┌────────
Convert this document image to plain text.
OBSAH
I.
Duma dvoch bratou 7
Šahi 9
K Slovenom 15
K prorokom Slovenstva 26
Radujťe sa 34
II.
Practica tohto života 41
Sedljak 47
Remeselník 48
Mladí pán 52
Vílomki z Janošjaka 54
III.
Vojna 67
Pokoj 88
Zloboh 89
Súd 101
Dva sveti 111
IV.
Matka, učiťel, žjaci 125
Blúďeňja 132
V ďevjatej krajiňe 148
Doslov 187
└────────
== WHAT YOU HAVE TO DO ==
Repeat the material in full, exactly as it stands.

== WORKED ANSWER ==
Convert this document image to plain text.
OBSAH
I.
Duma dvoch bratou 7
Šahi 9
K Slovenom 15
K prorokom Slovenstva 26
Radujťe sa 34
II.
Practica tohto života 41
Sedljak 47
Remeselník 48
Mladí pán 52
Vílomki z Janošjaka 54
III.
Vojna 67
Pokoj 88
Zloboh 89
Súd 101
Dva sveti 111
IV.
Matka, učiťel, žjaci 125
Blúďeňja 132
V ďevjatej krajiňe 148
Doslov 187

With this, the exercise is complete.